**Work required**
Take every line from the listing below that contains "image".

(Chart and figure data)

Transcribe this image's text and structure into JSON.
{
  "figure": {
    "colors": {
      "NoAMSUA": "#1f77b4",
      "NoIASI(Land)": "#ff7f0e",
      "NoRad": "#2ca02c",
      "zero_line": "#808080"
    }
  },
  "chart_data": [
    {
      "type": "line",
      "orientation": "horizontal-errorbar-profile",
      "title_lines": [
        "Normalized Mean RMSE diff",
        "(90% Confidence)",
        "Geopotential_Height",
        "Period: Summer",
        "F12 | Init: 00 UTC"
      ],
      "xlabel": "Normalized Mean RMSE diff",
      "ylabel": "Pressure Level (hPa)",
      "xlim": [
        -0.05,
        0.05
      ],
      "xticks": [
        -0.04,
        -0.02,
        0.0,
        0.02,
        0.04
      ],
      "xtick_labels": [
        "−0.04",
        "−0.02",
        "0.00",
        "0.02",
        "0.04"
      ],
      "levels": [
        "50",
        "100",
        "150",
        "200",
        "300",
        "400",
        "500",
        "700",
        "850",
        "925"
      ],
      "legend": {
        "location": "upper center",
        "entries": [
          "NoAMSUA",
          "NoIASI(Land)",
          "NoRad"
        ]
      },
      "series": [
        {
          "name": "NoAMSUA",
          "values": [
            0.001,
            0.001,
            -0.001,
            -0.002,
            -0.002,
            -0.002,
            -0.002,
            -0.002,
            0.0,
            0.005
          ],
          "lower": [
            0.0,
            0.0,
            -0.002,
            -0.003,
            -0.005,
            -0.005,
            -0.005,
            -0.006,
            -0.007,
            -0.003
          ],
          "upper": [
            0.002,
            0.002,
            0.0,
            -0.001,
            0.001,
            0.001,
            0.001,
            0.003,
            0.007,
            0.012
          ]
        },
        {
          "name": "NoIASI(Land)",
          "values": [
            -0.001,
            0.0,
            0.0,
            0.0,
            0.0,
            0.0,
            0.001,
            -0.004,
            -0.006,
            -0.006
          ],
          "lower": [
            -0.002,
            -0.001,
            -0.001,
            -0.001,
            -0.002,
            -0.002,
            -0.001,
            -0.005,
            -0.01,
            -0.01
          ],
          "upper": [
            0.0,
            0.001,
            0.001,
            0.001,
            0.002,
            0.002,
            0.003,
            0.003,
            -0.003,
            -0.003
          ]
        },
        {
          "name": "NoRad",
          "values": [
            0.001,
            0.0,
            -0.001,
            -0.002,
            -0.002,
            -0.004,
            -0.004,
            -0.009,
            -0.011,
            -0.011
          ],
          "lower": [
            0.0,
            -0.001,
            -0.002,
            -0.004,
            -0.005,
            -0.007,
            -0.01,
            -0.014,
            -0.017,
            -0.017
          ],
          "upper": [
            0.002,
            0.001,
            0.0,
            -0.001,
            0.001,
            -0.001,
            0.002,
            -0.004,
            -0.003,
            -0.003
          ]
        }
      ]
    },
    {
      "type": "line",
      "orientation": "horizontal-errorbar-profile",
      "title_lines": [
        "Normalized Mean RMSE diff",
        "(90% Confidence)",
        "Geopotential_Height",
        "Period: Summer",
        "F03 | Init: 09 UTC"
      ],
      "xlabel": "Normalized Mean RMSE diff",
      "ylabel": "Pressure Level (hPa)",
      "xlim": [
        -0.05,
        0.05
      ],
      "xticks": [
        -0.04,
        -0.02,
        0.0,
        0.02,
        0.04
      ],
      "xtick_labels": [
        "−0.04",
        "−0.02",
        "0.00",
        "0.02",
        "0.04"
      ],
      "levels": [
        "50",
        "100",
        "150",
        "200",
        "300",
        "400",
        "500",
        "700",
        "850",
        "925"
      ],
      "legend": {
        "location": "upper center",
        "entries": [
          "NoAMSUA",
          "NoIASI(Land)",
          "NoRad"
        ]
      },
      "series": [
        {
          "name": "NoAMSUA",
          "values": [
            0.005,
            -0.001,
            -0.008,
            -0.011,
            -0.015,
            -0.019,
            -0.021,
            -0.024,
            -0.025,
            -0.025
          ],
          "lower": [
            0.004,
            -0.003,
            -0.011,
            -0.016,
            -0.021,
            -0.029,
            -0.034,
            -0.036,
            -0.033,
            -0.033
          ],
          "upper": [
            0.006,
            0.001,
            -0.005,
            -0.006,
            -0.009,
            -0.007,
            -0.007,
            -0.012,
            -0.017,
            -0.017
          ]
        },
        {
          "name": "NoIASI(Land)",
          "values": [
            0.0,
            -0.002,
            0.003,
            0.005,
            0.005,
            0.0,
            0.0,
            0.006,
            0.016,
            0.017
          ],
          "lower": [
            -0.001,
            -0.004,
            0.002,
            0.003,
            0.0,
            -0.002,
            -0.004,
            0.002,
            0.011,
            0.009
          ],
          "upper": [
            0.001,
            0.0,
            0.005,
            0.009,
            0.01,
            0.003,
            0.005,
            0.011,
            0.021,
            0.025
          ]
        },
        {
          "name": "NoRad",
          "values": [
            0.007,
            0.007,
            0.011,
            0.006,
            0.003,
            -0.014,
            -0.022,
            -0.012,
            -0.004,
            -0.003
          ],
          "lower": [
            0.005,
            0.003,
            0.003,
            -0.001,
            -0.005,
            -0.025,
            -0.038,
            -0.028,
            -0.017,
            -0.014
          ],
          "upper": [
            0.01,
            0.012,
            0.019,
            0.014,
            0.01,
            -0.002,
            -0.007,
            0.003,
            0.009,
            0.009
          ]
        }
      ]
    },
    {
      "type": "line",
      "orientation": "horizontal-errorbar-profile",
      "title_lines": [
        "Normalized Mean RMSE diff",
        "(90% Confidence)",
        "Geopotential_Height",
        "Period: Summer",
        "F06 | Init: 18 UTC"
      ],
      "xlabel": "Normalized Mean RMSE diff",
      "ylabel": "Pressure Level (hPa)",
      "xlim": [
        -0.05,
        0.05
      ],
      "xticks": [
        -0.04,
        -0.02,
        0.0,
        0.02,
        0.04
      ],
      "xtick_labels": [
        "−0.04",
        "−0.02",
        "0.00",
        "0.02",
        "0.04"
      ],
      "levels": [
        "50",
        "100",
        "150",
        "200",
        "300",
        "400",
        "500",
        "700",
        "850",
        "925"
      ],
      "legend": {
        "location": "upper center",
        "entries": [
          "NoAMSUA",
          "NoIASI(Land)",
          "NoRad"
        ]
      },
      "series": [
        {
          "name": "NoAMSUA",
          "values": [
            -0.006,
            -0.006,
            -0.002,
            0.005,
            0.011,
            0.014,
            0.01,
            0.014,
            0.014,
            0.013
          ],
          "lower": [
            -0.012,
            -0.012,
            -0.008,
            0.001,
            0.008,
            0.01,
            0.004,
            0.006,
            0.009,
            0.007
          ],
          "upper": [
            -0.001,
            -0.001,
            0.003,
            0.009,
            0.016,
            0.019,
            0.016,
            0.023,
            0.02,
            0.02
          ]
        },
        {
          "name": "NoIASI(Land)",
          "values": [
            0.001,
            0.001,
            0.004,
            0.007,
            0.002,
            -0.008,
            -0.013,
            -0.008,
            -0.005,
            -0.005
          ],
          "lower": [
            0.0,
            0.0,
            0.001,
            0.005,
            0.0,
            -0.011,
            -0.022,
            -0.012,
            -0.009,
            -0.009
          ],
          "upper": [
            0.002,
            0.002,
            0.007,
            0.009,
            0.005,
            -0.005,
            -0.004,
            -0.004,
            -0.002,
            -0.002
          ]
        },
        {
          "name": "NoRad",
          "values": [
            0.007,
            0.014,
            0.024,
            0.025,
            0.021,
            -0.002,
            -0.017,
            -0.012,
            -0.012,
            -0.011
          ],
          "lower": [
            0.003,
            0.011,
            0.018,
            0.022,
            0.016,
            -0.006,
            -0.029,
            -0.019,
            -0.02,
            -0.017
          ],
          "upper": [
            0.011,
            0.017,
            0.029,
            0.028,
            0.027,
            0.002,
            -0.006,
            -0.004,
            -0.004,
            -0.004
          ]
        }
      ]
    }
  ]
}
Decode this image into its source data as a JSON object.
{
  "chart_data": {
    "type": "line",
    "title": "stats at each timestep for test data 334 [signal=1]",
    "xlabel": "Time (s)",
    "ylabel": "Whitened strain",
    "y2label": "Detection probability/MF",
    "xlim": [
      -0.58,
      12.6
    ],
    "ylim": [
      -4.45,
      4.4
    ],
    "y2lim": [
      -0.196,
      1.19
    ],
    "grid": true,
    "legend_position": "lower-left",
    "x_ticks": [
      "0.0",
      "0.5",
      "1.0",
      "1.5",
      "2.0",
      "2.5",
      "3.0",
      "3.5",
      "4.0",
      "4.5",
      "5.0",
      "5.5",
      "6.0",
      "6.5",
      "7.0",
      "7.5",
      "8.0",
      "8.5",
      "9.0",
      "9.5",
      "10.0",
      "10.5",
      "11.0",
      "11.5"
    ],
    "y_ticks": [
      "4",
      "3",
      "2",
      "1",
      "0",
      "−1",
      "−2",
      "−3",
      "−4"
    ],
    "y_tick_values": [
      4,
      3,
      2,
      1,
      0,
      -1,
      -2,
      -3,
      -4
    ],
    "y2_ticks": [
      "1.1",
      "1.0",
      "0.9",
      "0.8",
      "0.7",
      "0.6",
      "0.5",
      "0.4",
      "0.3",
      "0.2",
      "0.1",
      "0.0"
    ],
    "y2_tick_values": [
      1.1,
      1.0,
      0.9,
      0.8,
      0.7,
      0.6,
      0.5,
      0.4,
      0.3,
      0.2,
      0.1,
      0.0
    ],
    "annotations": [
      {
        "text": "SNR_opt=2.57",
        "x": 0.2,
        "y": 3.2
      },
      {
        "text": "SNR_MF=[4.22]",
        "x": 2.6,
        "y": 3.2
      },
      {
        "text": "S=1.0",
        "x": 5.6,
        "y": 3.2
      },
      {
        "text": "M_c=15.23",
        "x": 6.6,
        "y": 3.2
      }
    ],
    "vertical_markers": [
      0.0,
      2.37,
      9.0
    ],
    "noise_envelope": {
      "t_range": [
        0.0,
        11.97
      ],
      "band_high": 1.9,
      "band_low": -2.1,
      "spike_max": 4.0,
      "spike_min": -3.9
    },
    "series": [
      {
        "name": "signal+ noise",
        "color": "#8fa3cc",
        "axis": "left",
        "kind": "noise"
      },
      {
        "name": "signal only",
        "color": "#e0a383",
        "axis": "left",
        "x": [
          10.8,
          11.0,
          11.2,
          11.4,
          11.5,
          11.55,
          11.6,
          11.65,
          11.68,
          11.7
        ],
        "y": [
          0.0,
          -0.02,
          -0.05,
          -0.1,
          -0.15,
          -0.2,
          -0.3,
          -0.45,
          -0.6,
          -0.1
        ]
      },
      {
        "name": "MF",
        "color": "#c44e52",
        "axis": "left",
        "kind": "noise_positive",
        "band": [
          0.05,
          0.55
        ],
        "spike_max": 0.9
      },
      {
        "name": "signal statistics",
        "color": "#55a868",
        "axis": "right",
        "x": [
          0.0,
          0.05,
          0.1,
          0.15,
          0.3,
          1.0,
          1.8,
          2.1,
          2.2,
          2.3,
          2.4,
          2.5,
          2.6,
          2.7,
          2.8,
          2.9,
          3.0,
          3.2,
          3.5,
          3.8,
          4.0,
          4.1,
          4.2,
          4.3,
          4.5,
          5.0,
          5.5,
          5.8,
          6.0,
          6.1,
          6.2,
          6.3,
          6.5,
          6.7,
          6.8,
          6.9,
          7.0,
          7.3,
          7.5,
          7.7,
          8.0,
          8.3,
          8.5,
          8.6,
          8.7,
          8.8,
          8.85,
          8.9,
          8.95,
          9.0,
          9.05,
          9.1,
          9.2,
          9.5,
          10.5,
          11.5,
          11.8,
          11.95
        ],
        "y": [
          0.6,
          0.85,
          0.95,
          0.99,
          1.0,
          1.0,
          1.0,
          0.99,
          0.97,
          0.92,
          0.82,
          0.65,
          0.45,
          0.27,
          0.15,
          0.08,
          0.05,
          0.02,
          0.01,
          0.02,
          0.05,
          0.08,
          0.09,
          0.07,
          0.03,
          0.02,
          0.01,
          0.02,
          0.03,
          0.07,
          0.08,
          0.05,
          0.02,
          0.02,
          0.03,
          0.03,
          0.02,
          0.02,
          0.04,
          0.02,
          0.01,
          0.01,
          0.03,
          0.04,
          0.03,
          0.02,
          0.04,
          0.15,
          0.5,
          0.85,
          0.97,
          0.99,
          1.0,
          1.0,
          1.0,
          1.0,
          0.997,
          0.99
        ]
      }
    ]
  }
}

**Task result**
Transcribe this image's text and structure into JSON.
Decode this image into its source data as a JSON object.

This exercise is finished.